Can the data below be set down again exactly, line for line?
== Records shown
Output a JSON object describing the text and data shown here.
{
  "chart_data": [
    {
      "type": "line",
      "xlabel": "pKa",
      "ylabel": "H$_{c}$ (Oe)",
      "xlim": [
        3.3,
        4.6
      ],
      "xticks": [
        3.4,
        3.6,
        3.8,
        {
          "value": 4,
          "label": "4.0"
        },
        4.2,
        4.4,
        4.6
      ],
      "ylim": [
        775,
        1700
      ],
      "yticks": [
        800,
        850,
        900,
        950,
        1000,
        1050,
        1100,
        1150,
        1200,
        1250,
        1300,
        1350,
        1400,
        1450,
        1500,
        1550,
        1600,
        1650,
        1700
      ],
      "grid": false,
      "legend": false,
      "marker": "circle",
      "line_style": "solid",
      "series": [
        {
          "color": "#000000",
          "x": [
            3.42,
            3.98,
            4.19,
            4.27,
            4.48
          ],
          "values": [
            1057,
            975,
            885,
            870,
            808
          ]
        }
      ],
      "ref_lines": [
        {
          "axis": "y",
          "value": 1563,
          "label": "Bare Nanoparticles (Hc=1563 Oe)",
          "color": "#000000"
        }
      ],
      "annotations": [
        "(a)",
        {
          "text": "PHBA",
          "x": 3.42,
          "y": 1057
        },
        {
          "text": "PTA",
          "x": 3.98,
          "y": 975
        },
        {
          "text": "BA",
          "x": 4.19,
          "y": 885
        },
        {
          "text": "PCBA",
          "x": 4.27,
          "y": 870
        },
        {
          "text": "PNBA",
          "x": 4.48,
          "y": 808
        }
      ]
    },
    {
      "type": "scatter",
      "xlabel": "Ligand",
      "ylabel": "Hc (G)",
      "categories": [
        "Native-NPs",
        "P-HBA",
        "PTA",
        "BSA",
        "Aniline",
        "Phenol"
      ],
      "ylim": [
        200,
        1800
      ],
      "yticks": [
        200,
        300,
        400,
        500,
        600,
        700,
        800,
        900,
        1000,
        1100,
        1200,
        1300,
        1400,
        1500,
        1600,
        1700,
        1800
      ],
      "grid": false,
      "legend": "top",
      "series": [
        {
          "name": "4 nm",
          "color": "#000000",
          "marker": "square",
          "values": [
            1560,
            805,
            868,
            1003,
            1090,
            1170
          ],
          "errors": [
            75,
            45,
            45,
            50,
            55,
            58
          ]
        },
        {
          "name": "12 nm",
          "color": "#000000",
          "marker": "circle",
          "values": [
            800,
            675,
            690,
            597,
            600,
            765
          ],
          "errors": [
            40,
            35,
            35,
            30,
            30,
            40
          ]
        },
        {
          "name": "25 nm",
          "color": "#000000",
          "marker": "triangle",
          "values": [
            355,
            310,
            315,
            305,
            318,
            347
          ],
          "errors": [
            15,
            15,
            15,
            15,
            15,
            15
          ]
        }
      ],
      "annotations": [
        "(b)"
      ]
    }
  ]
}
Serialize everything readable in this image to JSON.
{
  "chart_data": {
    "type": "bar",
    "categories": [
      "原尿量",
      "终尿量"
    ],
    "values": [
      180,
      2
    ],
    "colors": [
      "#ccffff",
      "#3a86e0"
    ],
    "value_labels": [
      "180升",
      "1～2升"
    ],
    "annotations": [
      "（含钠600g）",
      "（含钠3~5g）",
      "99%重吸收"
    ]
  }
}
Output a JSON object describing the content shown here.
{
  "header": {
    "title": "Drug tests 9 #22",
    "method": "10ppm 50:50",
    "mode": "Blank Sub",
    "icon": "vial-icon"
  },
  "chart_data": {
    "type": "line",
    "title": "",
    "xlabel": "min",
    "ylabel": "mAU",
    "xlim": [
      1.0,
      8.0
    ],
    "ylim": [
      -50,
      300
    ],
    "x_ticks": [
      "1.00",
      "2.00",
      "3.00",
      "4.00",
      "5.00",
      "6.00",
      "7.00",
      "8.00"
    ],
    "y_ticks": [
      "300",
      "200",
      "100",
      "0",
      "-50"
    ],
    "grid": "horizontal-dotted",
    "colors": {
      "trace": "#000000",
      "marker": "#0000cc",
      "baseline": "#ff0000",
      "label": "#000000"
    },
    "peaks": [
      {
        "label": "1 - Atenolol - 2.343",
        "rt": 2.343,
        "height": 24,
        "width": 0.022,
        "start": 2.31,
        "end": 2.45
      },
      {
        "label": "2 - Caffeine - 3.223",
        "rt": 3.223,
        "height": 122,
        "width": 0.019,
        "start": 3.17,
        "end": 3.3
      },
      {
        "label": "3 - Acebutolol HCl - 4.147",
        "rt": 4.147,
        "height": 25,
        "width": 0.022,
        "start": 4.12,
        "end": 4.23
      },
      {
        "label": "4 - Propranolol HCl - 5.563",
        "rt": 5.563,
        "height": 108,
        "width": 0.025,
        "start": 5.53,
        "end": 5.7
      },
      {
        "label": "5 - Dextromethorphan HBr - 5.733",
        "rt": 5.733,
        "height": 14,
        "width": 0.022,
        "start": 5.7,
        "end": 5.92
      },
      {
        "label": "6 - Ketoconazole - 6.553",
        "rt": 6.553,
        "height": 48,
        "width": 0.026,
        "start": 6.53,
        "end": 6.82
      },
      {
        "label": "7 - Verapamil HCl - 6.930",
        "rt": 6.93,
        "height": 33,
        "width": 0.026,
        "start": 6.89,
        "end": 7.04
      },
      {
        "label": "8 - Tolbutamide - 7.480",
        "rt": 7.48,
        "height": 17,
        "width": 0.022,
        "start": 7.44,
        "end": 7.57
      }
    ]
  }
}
====
_Expected answer_:
Output a JSON object describing the text and data shown here.
{
  "chart_data": [
    {
      "type": "line",
      "xlabel": "pKa",
      "ylabel": "H$_{c}$ (Oe)",
      "xlim": [
        3.3,
        4.6
      ],
      "xticks": [
        3.4,
        3.6,
        3.8,
        {
          "value": 4,
          "label": "4.0"
        },
        4.2,
        4.4,
        4.6
      ],
      "ylim": [
        775,
        1700
      ],
      "yticks": [
        800,
        850,
        900,
        950,
        1000,
        1050,
        1100,
        1150,
        1200,
        1250,
        1300,
        1350,
        1400,
        1450,
        1500,
        1550,
        1600,
        1650,
        1700
      ],
      "grid": false,
      "legend": false,
      "marker": "circle",
      "line_style": "solid",
      "series": [
        {
          "color": "#000000",
          "x": [
            3.42,
            3.98,
            4.19,
            4.27,
            4.48
          ],
          "values": [
            1057,
            975,
            885,
            870,
            808
          ]
        }
      ],
      "ref_lines": [
        {
          "axis": "y",
          "value": 1563,
          "label": "Bare Nanoparticles (Hc=1563 Oe)",
          "color": "#000000"
        }
      ],
      "annotations": [
        "(a)",
        {
          "text": "PHBA",
          "x": 3.42,
          "y": 1057
        },
        {
          "text": "PTA",
          "x": 3.98,
          "y": 975
        },
        {
          "text": "BA",
          "x": 4.19,
          "y": 885
        },
        {
          "text": "PCBA",
          "x": 4.27,
          "y": 870
        },
        {
          "text": "PNBA",
          "x": 4.48,
          "y": 808
        }
      ]
    },
    {
      "type": "scatter",
      "xlabel": "Ligand",
      "ylabel": "Hc (G)",
      "categories": [
        "Native-NPs",
        "P-HBA",
        "PTA",
        "BSA",
        "Aniline",
        "Phenol"
      ],
      "ylim": [
        200,
        1800
      ],
      "yticks": [
        200,
        300,
        400,
        500,
        600,
        700,
        800,
        900,
        1000,
        1100,
        1200,
        1300,
        1400,
        1500,
        1600,
        1700,
        1800
      ],
      "grid": false,
      "legend": "top",
      "series": [
        {
          "name": "4 nm",
          "color": "#000000",
          "marker": "square",
          "values": [
            1560,
            805,
            868,
            1003,
            1090,
            1170
          ],
          "errors": [
            75,
            45,
            45,
            50,
            55,
            58
          ]
        },
        {
          "name": "12 nm",
          "color": "#000000",
          "marker": "circle",
          "values": [
            800,
            675,
            690,
            597,
            600,
            765
          ],
          "errors": [
            40,
            35,
            35,
            30,
            30,
            40
          ]
        },
        {
          "name": "25 nm",
          "color": "#000000",
          "marker": "triangle",
          "values": [
            355,
            310,
            315,
            305,
            318,
            347
          ],
          "errors": [
            15,
            15,
            15,
            15,
            15,
            15
          ]
        }
      ],
      "annotations": [
        "(b)"
      ]
    }
  ]
}
Serialize everything readable in this image to JSON.
{
  "chart_data": {
    "type": "bar",
    "categories": [
      "原尿量",
      "终尿量"
    ],
    "values": [
      180,
      2
    ],
    "colors": [
      "#ccffff",
      "#3a86e0"
    ],
    "value_labels": [
      "180升",
      "1～2升"
    ],
    "annotations": [
      "（含钠600g）",
      "（含钠3~5g）",
      "99%重吸收"
    ]
  }
}
Output a JSON object describing the content shown here.
{
  "header": {
    "title": "Drug tests 9 #22",
    "method": "10ppm 50:50",
    "mode": "Blank Sub",
    "icon": "vial-icon"
  },
  "chart_data": {
    "type": "line",
    "title": "",
    "xlabel": "min",
    "ylabel": "mAU",
    "xlim": [
      1.0,
      8.0
    ],
    "ylim": [
      -50,
      300
    ],
    "x_ticks": [
      "1.00",
      "2.00",
      "3.00",
      "4.00",
      "5.00",
      "6.00",
      "7.00",
      "8.00"
    ],
    "y_ticks": [
      "300",
      "200",
      "100",
      "0",
      "-50"
    ],
    "grid": "horizontal-dotted",
    "colors": {
      "trace": "#000000",
      "marker": "#0000cc",
      "baseline": "#ff0000",
      "label": "#000000"
    },
    "peaks": [
      {
        "label": "1 - Atenolol - 2.343",
        "rt": 2.343,
        "height": 24,
        "width": 0.022,
        "start": 2.31,
        "end": 2.45
      },
      {
        "label": "2 - Caffeine - 3.223",
        "rt": 3.223,
        "height": 122,
        "width": 0.019,
        "start": 3.17,
        "end": 3.3
      },
      {
        "label": "3 - Acebutolol HCl - 4.147",
        "rt": 4.147,
        "height": 25,
        "width": 0.022,
        "start": 4.12,
        "end": 4.23
      },
      {
        "label": "4 - Propranolol HCl - 5.563",
        "rt": 5.563,
        "height": 108,
        "width": 0.025,
        "start": 5.53,
        "end": 5.7
      },
      {
        "label": "5 - Dextromethorphan HBr - 5.733",
        "rt": 5.733,
        "height": 14,
        "width": 0.022,
        "start": 5.7,
        "end": 5.92
      },
      {
        "label": "6 - Ketoconazole - 6.553",
        "rt": 6.553,
        "height": 48,
        "width": 0.026,
        "start": 6.53,
        "end": 6.82
      },
      {
        "label": "7 - Verapamil HCl - 6.930",
        "rt": 6.93,
        "height": 33,
        "width": 0.026,
        "start": 6.89,
        "end": 7.04
      },
      {
        "label": "8 - Tolbutamide - 7.480",
        "rt": 7.48,
        "height": 17,
        "width": 0.022,
        "start": 7.44,
        "end": 7.57
      }
    ]
  }
}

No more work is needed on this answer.